What follows is a set of entries. Repeat them exactly, but not their pictures.

____________

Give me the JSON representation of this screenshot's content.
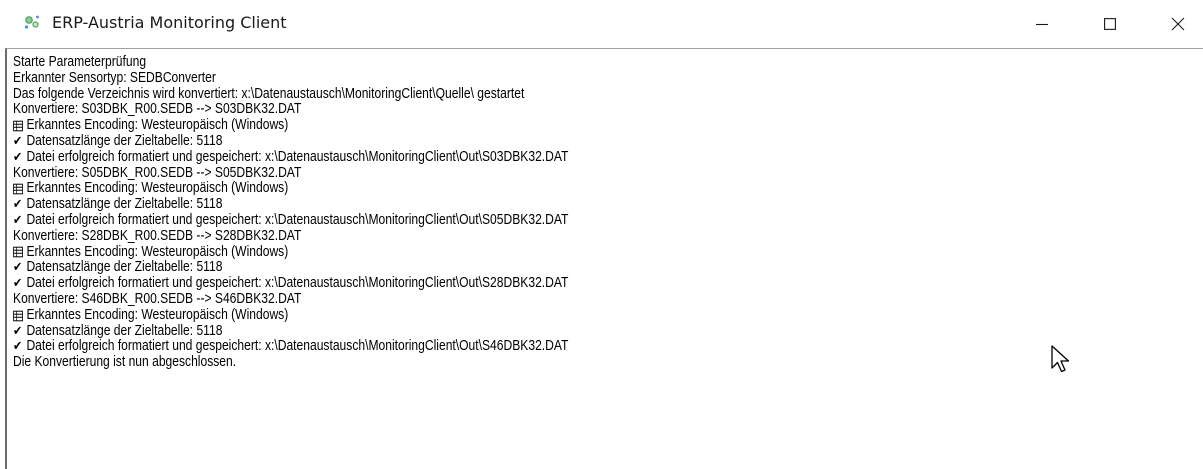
{
  "window": {
    "title": "ERP-Austria Monitoring Client",
    "icon": "monitoring-app-icon",
    "controls": [
      "minimize-icon",
      "maximize-icon",
      "close-icon"
    ]
  },
  "log": {
    "lines": [
      {
        "icon": "",
        "text": "Starte Parameterprüfung"
      },
      {
        "icon": "",
        "text": "Erkannter Sensortyp: SEDBConverter"
      },
      {
        "icon": "",
        "text": "Das folgende Verzeichnis wird konvertiert: x:\\Datenaustausch\\MonitoringClient\\Quelle\\ gestartet"
      },
      {
        "icon": "",
        "text": "Konvertiere: S03DBK_R00.SEDB --> S03DBK32.DAT"
      },
      {
        "icon": "encoding-icon",
        "text": "Erkanntes Encoding: Westeuropäisch (Windows)"
      },
      {
        "icon": "check-icon",
        "text": "Datensatzlänge der Zieltabelle: 5118"
      },
      {
        "icon": "check-icon",
        "text": "Datei erfolgreich formatiert und gespeichert: x:\\Datenaustausch\\MonitoringClient\\Out\\S03DBK32.DAT"
      },
      {
        "icon": "",
        "text": "Konvertiere: S05DBK_R00.SEDB --> S05DBK32.DAT"
      },
      {
        "icon": "encoding-icon",
        "text": "Erkanntes Encoding: Westeuropäisch (Windows)"
      },
      {
        "icon": "check-icon",
        "text": "Datensatzlänge der Zieltabelle: 5118"
      },
      {
        "icon": "check-icon",
        "text": "Datei erfolgreich formatiert und gespeichert: x:\\Datenaustausch\\MonitoringClient\\Out\\S05DBK32.DAT"
      },
      {
        "icon": "",
        "text": "Konvertiere: S28DBK_R00.SEDB --> S28DBK32.DAT"
      },
      {
        "icon": "encoding-icon",
        "text": "Erkanntes Encoding: Westeuropäisch (Windows)"
      },
      {
        "icon": "check-icon",
        "text": "Datensatzlänge der Zieltabelle: 5118"
      },
      {
        "icon": "check-icon",
        "text": "Datei erfolgreich formatiert und gespeichert: x:\\Datenaustausch\\MonitoringClient\\Out\\S28DBK32.DAT"
      },
      {
        "icon": "",
        "text": "Konvertiere: S46DBK_R00.SEDB --> S46DBK32.DAT"
      },
      {
        "icon": "encoding-icon",
        "text": "Erkanntes Encoding: Westeuropäisch (Windows)"
      },
      {
        "icon": "check-icon",
        "text": "Datensatzlänge der Zieltabelle: 5118"
      },
      {
        "icon": "check-icon",
        "text": "Datei erfolgreich formatiert und gespeichert: x:\\Datenaustausch\\MonitoringClient\\Out\\S46DBK32.DAT"
      },
      {
        "icon": "",
        "text": "Die Konvertierung ist nun abgeschlossen."
      }
    ]
  },
  "colors": {
    "app_icon_green": "#3fa34d",
    "app_icon_blue": "#4a90d9",
    "text": "#000000",
    "border": "#6d6d6d"
  }
}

____________

● **Task solution**
Give me the JSON representation of this screenshot's content.
{
  "window": {
    "title": "ERP-Austria Monitoring Client",
    "icon": "monitoring-app-icon",
    "controls": [
      "minimize-icon",
      "maximize-icon",
      "close-icon"
    ]
  },
  "log": {
    "lines": [
      {
        "icon": "",
        "text": "Starte Parameterprüfung"
      },
      {
        "icon": "",
        "text": "Erkannter Sensortyp: SEDBConverter"
      },
      {
        "icon": "",
        "text": "Das folgende Verzeichnis wird konvertiert: x:\\Datenaustausch\\MonitoringClient\\Quelle\\ gestartet"
      },
      {
        "icon": "",
        "text": "Konvertiere: S03DBK_R00.SEDB --> S03DBK32.DAT"
      },
      {
        "icon": "encoding-icon",
        "text": "Erkanntes Encoding: Westeuropäisch (Windows)"
      },
      {
        "icon": "check-icon",
        "text": "Datensatzlänge der Zieltabelle: 5118"
      },
      {
        "icon": "check-icon",
        "text": "Datei erfolgreich formatiert und gespeichert: x:\\Datenaustausch\\MonitoringClient\\Out\\S03DBK32.DAT"
      },
      {
        "icon": "",
        "text": "Konvertiere: S05DBK_R00.SEDB --> S05DBK32.DAT"
      },
      {
        "icon": "encoding-icon",
        "text": "Erkanntes Encoding: Westeuropäisch (Windows)"
      },
      {
        "icon": "check-icon",
        "text": "Datensatzlänge der Zieltabelle: 5118"
      },
      {
        "icon": "check-icon",
        "text": "Datei erfolgreich formatiert und gespeichert: x:\\Datenaustausch\\MonitoringClient\\Out\\S05DBK32.DAT"
      },
      {
        "icon": "",
        "text": "Konvertiere: S28DBK_R00.SEDB --> S28DBK32.DAT"
      },
      {
        "icon": "encoding-icon",
        "text": "Erkanntes Encoding: Westeuropäisch (Windows)"
      },
      {
        "icon": "check-icon",
        "text": "Datensatzlänge der Zieltabelle: 5118"
      },
      {
        "icon": "check-icon",
        "text": "Datei erfolgreich formatiert und gespeichert: x:\\Datenaustausch\\MonitoringClient\\Out\\S28DBK32.DAT"
      },
      {
        "icon": "",
        "text": "Konvertiere: S46DBK_R00.SEDB --> S46DBK32.DAT"
      },
      {
        "icon": "encoding-icon",
        "text": "Erkanntes Encoding: Westeuropäisch (Windows)"
      },
      {
        "icon": "check-icon",
        "text": "Datensatzlänge der Zieltabelle: 5118"
      },
      {
        "icon": "check-icon",
        "text": "Datei erfolgreich formatiert und gespeichert: x:\\Datenaustausch\\MonitoringClient\\Out\\S46DBK32.DAT"
      },
      {
        "icon": "",
        "text": "Die Konvertierung ist nun abgeschlossen."
      }
    ]
  },
  "colors": {
    "app_icon_green": "#3fa34d",
    "app_icon_blue": "#4a90d9",
    "text": "#000000",
    "border": "#6d6d6d"
  }
}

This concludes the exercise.